Data records:
[BEGIN]
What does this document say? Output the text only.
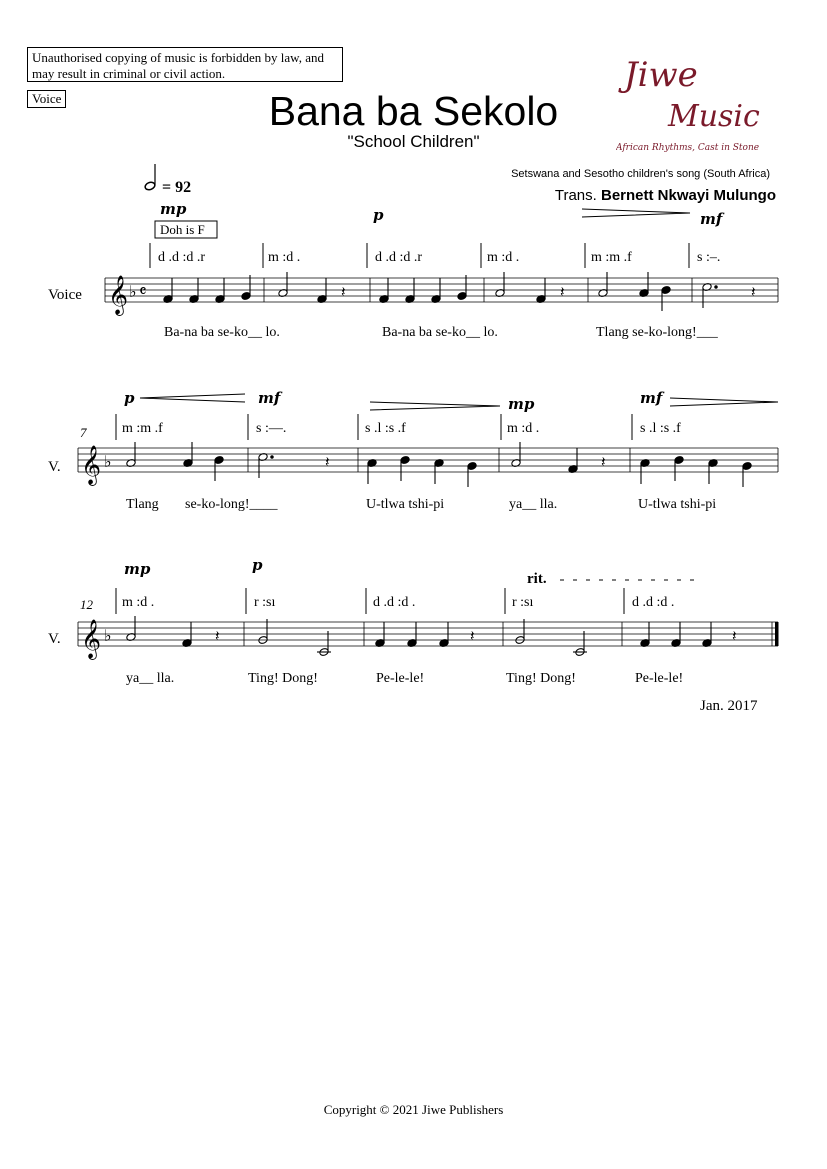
Unauthorised copying of music is forbidden by law, and may result in criminal or civil action.
Voice	Bana ba Sekolo
"School Children"
Setswana and Sesotho children's song (South Africa)
Trans. Bernett Nkwayi Mulungo
Jiwe
Music
African Rhythms, Cast in Stone
= 92
Doh is F
Voice
mp	p	mf
d .d :d .r	m :d .	d .d :d .r	m :d .	m :m .f	s :–.
𝄞 ♭ 𝄴	𝄽	𝄽	𝄽
Ba-na ba se-ko__ lo.	Ba-na ba se-ko__ lo.	Tlang se-ko-long!___
V.
7
p	mf	mp	mf
m :m .f	s :—.	s .l :s .f	m :d .	s .l :s .f
𝄞 ♭	𝄽	𝄽
Tlang se-ko-long!____	U-tlwa tshi-pi	ya__ lla.	U-tlwa tshi-pi
V.
12
mp	p
rit.
m :d .	r :sı	d .d :d .	r :sı	d .d :d .
𝄞 ♭	𝄽	𝄽	𝄽
ya__ lla.	Ting! Dong!	Pe-le-le!	Ting! Dong!	Pe-le-le!
Jan. 2017
Copyright © 2021 Jiwe Publishers
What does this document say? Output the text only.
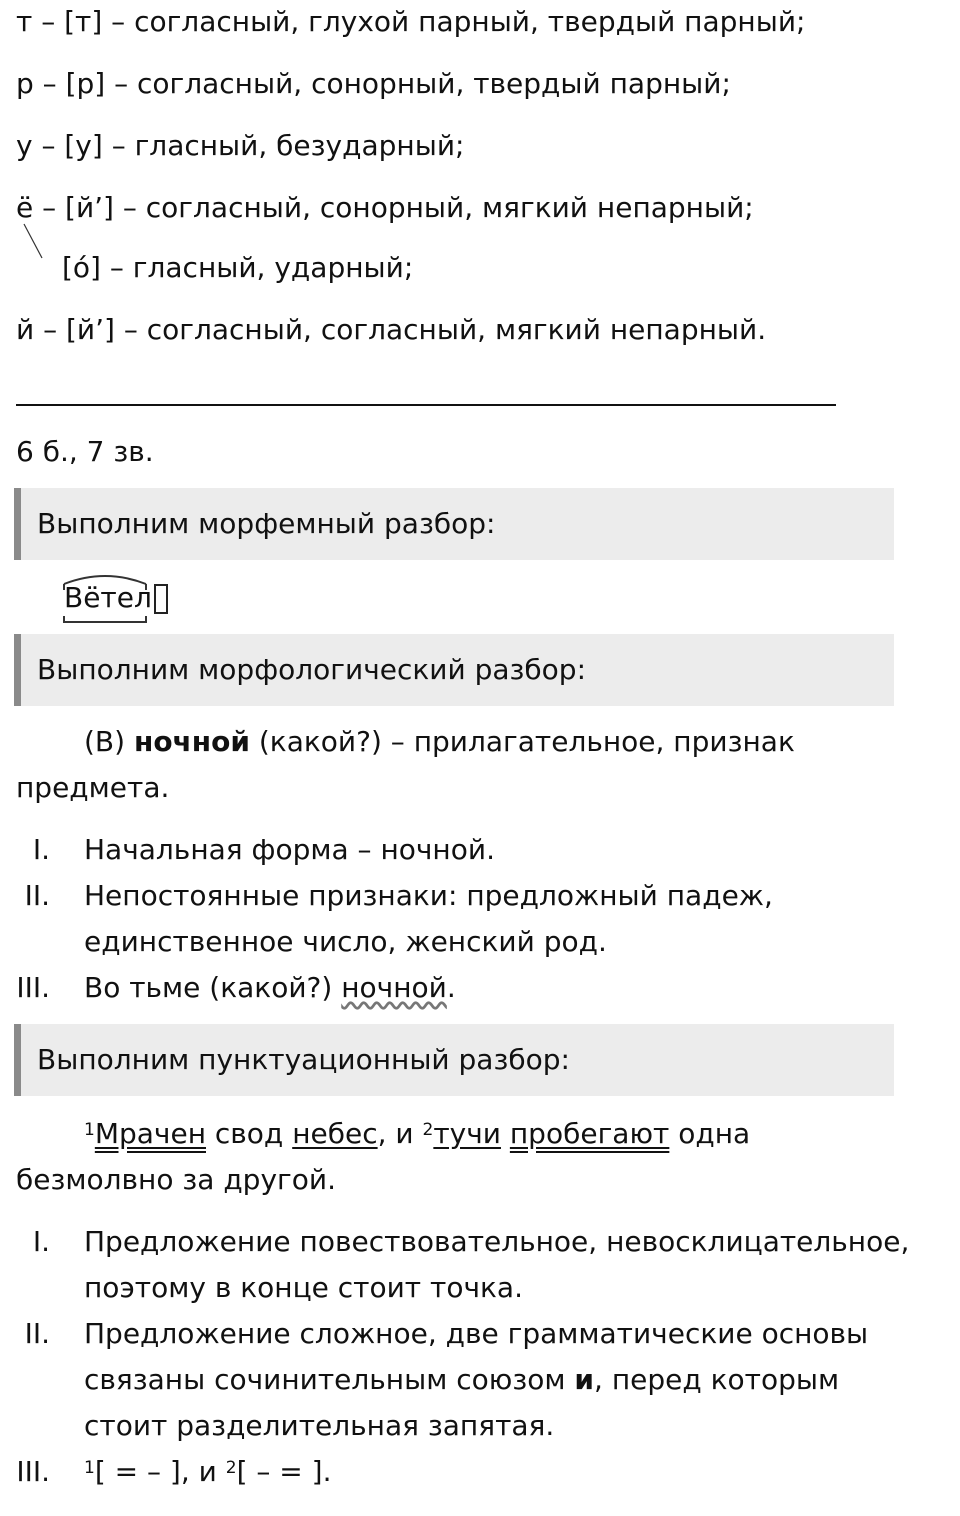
т – [т] – согласный, глухой парный, твердый парный;
р – [р] – согласный, сонорный, твердый парный;
у – [у] – гласный, безударный;
ё – [й’] – согласный, сонорный, мягкий непарный;
[ó] – гласный, ударный;
й – [й’] – согласный, согласный, мягкий непарный.
6 б., 7 зв.
Выполним морфемный разбор:
Вётел
Выполним морфологический разбор:
(В) ночной (какой?) – прилагательное, признак
предмета.
I. Начальная форма – ночной.
II. Непостоянные признаки: предложный падеж,
единственное число, женский род.
III. Во тьме (какой?) ночной.
Выполним пунктуационный разбор:
$^1$Мрачен свод небес, и $^2$тучи пробегают одна
безмолвно за другой.
I. Предложение повествовательное, невосклицательное,
поэтому в конце стоит точка.
II. Предложение сложное, две грамматические основы
связаны сочинительным союзом и, перед которым
стоит разделительная запятая.
III. $^1$[ = – ], и $^2$[ – = ].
[END]
What the task asks:
Retype the records exactly. Any image in them should not appear in what you write.

Answer to this problem:
What does this document say? Output the text only.
Unauthorised copying of music is forbidden by law, and may result in criminal or civil action.
Voice	Bana ba Sekolo
"School Children"
Setswana and Sesotho children's song (South Africa)
Trans. Bernett Nkwayi Mulungo
Jiwe
Music
African Rhythms, Cast in Stone
= 92
Doh is F
Voice
mp	p	mf
d .d :d .r	m :d .	d .d :d .r	m :d .	m :m .f	s :–.
𝄞 ♭ 𝄴	𝄽	𝄽	𝄽
Ba-na ba se-ko__ lo.	Ba-na ba se-ko__ lo.	Tlang se-ko-long!___
V.
7
p	mf	mp	mf
m :m .f	s :—.	s .l :s .f	m :d .	s .l :s .f
𝄞 ♭	𝄽	𝄽
Tlang se-ko-long!____	U-tlwa tshi-pi	ya__ lla.	U-tlwa tshi-pi
V.
12
mp	p
rit.
m :d .	r :sı	d .d :d .	r :sı	d .d :d .
𝄞 ♭	𝄽	𝄽	𝄽
ya__ lla.	Ting! Dong!	Pe-le-le!	Ting! Dong!	Pe-le-le!
Jan. 2017
Copyright © 2021 Jiwe Publishers
What does this document say? Output the text only.
т – [т] – согласный, глухой парный, твердый парный;
р – [р] – согласный, сонорный, твердый парный;
у – [у] – гласный, безударный;
ё – [й’] – согласный, сонорный, мягкий непарный;
[ó] – гласный, ударный;
й – [й’] – согласный, согласный, мягкий непарный.
6 б., 7 зв.
Выполним морфемный разбор:
Вётел
Выполним морфологический разбор:
(В) ночной (какой?) – прилагательное, признак
предмета.
I. Начальная форма – ночной.
II. Непостоянные признаки: предложный падеж,
единственное число, женский род.
III. Во тьме (какой?) ночной.
Выполним пунктуационный разбор:
$^1$Мрачен свод небес, и $^2$тучи пробегают одна
безмолвно за другой.
I. Предложение повествовательное, невосклицательное,
поэтому в конце стоит точка.
II. Предложение сложное, две грамматические основы
связаны сочинительным союзом и, перед которым
стоит разделительная запятая.
III. $^1$[ = – ], и $^2$[ – = ].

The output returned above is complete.